## [Direction]
Repeat each record exactly as written, and drop any images.

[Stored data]
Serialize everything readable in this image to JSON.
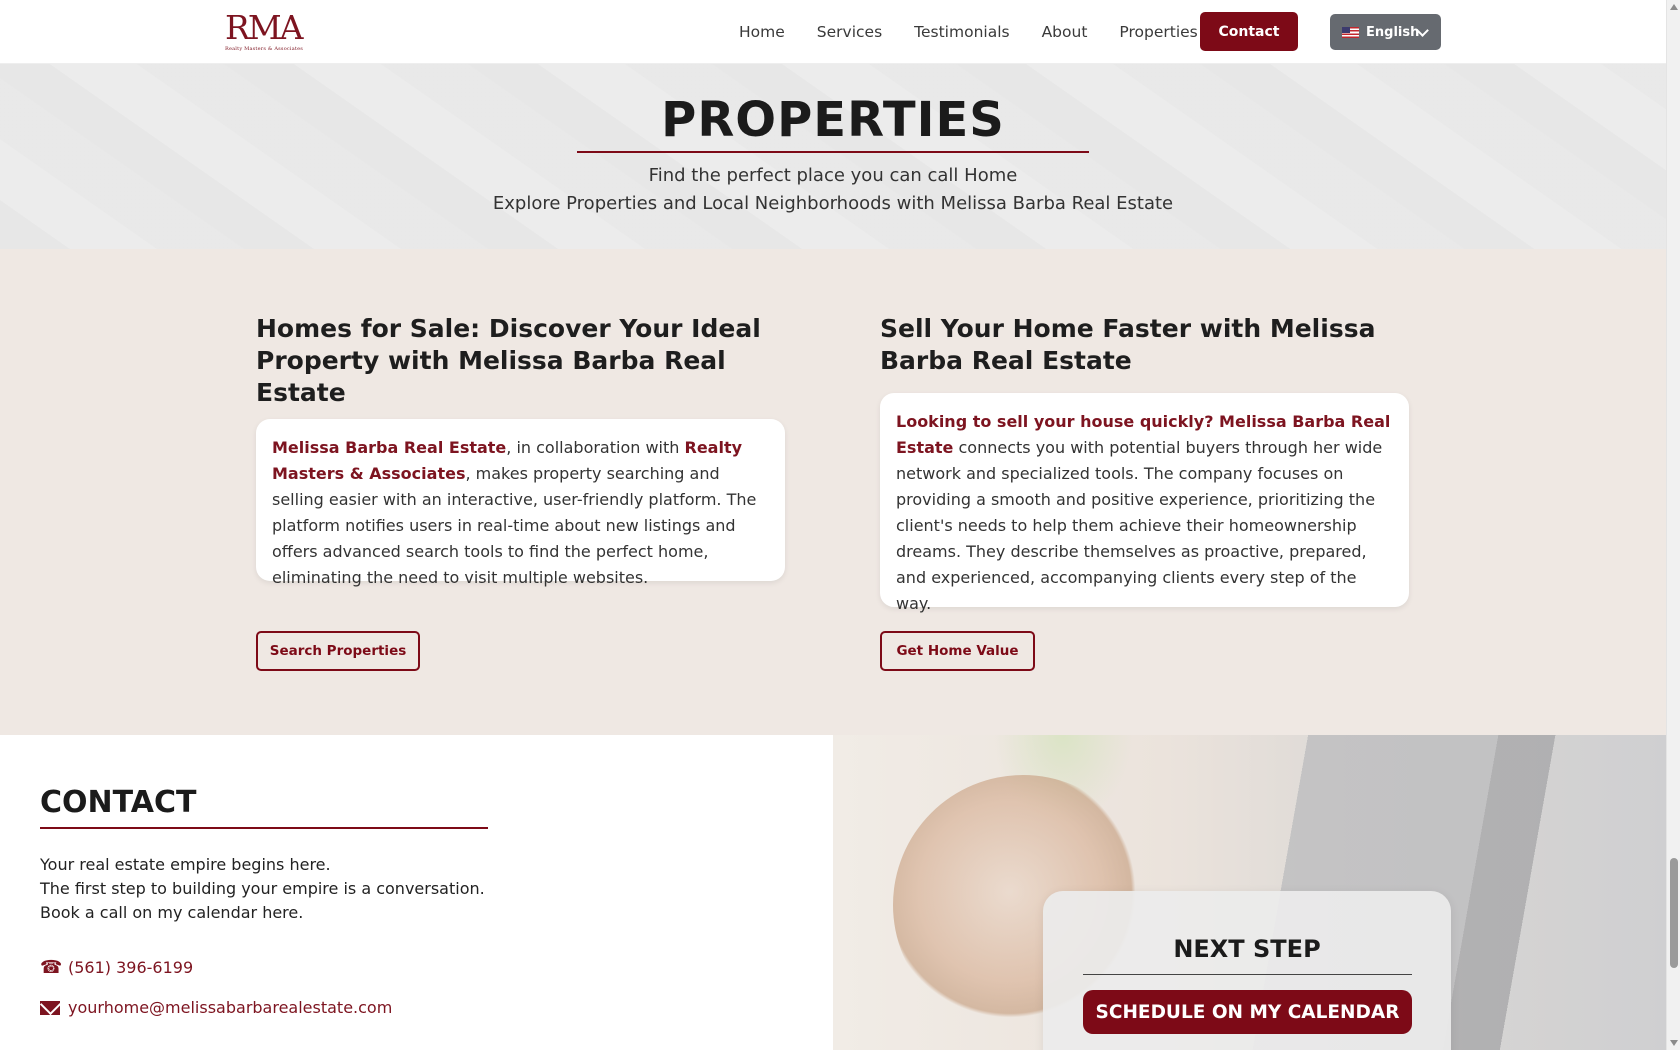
{
  "header": {
    "logo_mark": "RMA",
    "logo_sub": "Realty Masters & Associates",
    "nav": [
      "Home",
      "Services",
      "Testimonials",
      "About",
      "Properties"
    ],
    "contact_label": "Contact",
    "language": "English"
  },
  "hero": {
    "title": "PROPERTIES",
    "subtitle1": "Find the perfect place you can call Home",
    "subtitle2": "Explore Properties and Local Neighborhoods with Melissa Barba Real Estate"
  },
  "buy": {
    "heading": "Homes for Sale: Discover Your Ideal Property with Melissa Barba Real Estate",
    "brand1": "Melissa Barba Real Estate",
    "text1": ", in collaboration with ",
    "brand2": "Realty Masters & Associates",
    "text2": ", makes property searching and selling easier with an interactive, user-friendly platform. The platform notifies users in real-time about new listings and offers advanced search tools to find the perfect home, eliminating the need to visit multiple websites.",
    "button": "Search Properties"
  },
  "sell": {
    "heading": "Sell Your Home Faster with Melissa Barba Real Estate",
    "lead": "Looking to sell your house quickly? Melissa Barba Real Estate",
    "text": "connects you with potential buyers through her wide network and specialized tools. The company focuses on providing a smooth and positive experience, prioritizing the client's needs to help them achieve their homeownership dreams. They describe themselves as proactive, prepared, and experienced, accompanying clients every step of the way.",
    "button": "Get Home Value"
  },
  "contact": {
    "title": "CONTACT",
    "line1": "Your real estate empire begins here.",
    "line2": "The first step to building your empire is a conversation.",
    "line3": "Book a call on my calendar here.",
    "phone": "(561) 396-6199",
    "email": "yourhome@melissabarbarealestate.com"
  },
  "next_step": {
    "title": "NEXT STEP",
    "button": "SCHEDULE ON MY CALENDAR"
  },
  "icons": [
    "phone-icon",
    "mail-icon",
    "chevron-down-icon",
    "us-flag-icon"
  ],
  "colors": {
    "brand": "#7d0a17",
    "section_bg": "#efe8e3",
    "lang_bg": "#666a70"
  }
}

## [Complete response]
Serialize everything readable in this image to JSON.
{
  "header": {
    "logo_mark": "RMA",
    "logo_sub": "Realty Masters & Associates",
    "nav": [
      "Home",
      "Services",
      "Testimonials",
      "About",
      "Properties"
    ],
    "contact_label": "Contact",
    "language": "English"
  },
  "hero": {
    "title": "PROPERTIES",
    "subtitle1": "Find the perfect place you can call Home",
    "subtitle2": "Explore Properties and Local Neighborhoods with Melissa Barba Real Estate"
  },
  "buy": {
    "heading": "Homes for Sale: Discover Your Ideal Property with Melissa Barba Real Estate",
    "brand1": "Melissa Barba Real Estate",
    "text1": ", in collaboration with ",
    "brand2": "Realty Masters & Associates",
    "text2": ", makes property searching and selling easier with an interactive, user-friendly platform. The platform notifies users in real-time about new listings and offers advanced search tools to find the perfect home, eliminating the need to visit multiple websites.",
    "button": "Search Properties"
  },
  "sell": {
    "heading": "Sell Your Home Faster with Melissa Barba Real Estate",
    "lead": "Looking to sell your house quickly? Melissa Barba Real Estate",
    "text": "connects you with potential buyers through her wide network and specialized tools. The company focuses on providing a smooth and positive experience, prioritizing the client's needs to help them achieve their homeownership dreams. They describe themselves as proactive, prepared, and experienced, accompanying clients every step of the way.",
    "button": "Get Home Value"
  },
  "contact": {
    "title": "CONTACT",
    "line1": "Your real estate empire begins here.",
    "line2": "The first step to building your empire is a conversation.",
    "line3": "Book a call on my calendar here.",
    "phone": "(561) 396-6199",
    "email": "yourhome@melissabarbarealestate.com"
  },
  "next_step": {
    "title": "NEXT STEP",
    "button": "SCHEDULE ON MY CALENDAR"
  },
  "icons": [
    "phone-icon",
    "mail-icon",
    "chevron-down-icon",
    "us-flag-icon"
  ],
  "colors": {
    "brand": "#7d0a17",
    "section_bg": "#efe8e3",
    "lang_bg": "#666a70"
  }
}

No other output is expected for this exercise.